### Supplied material
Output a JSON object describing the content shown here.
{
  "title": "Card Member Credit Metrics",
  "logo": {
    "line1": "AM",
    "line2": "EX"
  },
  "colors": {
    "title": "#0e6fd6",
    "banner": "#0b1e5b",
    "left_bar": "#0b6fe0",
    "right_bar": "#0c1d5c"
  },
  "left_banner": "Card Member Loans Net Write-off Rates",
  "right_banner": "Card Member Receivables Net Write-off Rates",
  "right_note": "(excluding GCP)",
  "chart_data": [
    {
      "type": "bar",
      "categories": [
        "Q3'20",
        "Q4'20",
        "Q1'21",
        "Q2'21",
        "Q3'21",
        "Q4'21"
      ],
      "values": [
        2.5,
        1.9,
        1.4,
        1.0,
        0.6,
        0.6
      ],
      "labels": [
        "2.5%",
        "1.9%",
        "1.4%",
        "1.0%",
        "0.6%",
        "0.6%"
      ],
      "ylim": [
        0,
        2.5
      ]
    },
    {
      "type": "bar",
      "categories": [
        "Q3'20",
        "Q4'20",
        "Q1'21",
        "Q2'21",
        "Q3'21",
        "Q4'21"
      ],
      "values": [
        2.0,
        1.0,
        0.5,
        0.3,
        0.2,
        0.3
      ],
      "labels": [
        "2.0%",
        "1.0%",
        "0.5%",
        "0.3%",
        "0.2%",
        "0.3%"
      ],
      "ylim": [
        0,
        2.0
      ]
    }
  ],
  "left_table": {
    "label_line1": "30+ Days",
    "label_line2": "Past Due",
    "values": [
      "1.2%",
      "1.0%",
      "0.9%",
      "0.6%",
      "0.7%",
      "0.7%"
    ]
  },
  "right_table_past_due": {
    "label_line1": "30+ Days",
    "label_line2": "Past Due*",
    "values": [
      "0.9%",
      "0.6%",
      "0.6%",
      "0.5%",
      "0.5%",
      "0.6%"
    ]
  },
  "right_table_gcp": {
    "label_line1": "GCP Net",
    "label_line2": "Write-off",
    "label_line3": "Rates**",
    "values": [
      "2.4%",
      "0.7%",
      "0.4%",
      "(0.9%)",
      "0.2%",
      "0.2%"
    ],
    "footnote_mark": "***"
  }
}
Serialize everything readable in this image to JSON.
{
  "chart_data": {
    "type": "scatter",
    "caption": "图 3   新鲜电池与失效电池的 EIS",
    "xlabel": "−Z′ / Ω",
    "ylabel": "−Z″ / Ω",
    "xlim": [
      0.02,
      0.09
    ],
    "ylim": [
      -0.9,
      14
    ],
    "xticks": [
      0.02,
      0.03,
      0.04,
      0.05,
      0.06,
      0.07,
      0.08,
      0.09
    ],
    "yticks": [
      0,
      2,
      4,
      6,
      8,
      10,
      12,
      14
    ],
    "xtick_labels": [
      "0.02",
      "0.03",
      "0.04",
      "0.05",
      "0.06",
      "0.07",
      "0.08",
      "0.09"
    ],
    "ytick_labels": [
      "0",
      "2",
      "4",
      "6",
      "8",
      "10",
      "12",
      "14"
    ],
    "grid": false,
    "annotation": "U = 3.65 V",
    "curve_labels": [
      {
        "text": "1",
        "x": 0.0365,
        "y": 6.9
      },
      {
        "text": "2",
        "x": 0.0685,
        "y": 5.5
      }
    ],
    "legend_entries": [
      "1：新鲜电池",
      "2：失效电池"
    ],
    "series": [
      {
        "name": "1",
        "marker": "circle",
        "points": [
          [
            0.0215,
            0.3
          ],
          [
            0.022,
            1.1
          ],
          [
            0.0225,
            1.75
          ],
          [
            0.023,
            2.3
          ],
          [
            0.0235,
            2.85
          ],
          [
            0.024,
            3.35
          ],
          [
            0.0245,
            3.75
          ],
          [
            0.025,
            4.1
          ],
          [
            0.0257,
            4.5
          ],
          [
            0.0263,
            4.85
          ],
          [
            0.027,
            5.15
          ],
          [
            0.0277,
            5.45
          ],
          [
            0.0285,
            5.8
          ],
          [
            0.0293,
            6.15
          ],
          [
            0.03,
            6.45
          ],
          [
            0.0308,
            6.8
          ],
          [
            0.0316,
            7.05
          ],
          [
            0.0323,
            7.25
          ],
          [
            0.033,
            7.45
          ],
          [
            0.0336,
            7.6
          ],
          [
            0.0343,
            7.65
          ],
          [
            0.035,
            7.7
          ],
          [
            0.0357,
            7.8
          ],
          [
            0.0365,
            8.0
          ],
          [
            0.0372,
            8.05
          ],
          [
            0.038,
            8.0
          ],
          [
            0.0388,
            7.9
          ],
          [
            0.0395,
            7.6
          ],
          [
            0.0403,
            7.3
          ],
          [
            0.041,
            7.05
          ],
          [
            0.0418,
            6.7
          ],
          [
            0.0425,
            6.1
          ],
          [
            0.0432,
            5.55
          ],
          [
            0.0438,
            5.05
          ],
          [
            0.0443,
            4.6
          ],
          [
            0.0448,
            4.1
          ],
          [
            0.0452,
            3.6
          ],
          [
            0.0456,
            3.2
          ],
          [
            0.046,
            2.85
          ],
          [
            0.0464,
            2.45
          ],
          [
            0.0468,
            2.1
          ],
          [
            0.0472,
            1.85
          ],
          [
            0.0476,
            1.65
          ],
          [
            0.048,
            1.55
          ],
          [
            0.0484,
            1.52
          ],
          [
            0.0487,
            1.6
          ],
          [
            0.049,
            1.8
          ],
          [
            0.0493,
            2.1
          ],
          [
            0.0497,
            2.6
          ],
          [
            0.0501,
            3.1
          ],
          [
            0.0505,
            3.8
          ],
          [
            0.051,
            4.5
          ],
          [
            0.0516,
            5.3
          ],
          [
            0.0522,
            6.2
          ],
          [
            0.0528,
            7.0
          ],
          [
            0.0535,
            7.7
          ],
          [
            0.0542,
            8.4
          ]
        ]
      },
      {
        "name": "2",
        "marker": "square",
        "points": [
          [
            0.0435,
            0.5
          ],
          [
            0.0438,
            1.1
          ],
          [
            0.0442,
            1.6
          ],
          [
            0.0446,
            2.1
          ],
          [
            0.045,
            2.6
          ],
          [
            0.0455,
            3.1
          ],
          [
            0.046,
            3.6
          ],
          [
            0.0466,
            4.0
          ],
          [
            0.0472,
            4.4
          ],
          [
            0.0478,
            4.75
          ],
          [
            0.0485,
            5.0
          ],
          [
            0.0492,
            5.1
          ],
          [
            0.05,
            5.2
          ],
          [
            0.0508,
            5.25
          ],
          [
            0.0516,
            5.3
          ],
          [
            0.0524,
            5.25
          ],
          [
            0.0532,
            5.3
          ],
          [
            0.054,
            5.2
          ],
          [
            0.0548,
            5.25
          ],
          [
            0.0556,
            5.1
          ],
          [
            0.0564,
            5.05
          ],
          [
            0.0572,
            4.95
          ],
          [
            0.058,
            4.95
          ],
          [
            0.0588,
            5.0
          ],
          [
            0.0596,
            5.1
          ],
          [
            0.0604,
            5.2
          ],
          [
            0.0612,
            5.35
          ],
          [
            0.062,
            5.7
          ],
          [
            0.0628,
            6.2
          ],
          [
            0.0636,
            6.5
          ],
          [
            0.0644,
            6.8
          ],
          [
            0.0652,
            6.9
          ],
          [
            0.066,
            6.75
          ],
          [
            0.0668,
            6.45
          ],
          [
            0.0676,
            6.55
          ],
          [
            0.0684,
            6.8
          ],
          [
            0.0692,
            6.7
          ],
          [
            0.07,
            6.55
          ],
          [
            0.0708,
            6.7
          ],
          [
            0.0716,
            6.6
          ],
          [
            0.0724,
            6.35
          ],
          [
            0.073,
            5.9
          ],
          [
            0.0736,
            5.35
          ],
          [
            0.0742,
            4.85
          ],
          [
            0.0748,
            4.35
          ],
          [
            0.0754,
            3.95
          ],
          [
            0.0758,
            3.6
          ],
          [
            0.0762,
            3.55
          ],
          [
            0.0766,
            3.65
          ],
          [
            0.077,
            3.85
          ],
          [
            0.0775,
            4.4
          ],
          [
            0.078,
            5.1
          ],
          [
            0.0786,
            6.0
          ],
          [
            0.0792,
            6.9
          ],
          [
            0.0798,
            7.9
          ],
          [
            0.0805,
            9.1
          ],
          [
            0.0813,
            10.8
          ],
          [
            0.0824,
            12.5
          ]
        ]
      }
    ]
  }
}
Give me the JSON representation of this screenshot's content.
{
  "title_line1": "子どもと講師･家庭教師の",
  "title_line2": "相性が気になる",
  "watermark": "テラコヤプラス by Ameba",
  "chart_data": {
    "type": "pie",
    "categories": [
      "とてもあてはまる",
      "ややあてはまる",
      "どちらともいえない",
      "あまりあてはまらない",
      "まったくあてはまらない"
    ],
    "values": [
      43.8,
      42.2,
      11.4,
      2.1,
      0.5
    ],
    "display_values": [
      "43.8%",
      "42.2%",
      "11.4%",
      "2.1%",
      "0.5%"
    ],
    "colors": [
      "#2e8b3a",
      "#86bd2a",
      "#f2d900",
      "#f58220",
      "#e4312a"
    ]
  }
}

### Written exercise
Could you quote, exactly as they appear, the line containing "Give me the" and every line after it to the end of the records above?

### Final result
Give me the JSON representation of this screenshot's content.
{
  "title_line1": "子どもと講師･家庭教師の",
  "title_line2": "相性が気になる",
  "watermark": "テラコヤプラス by Ameba",
  "chart_data": {
    "type": "pie",
    "categories": [
      "とてもあてはまる",
      "ややあてはまる",
      "どちらともいえない",
      "あまりあてはまらない",
      "まったくあてはまらない"
    ],
    "values": [
      43.8,
      42.2,
      11.4,
      2.1,
      0.5
    ],
    "display_values": [
      "43.8%",
      "42.2%",
      "11.4%",
      "2.1%",
      "0.5%"
    ],
    "colors": [
      "#2e8b3a",
      "#86bd2a",
      "#f2d900",
      "#f58220",
      "#e4312a"
    ]
  }
}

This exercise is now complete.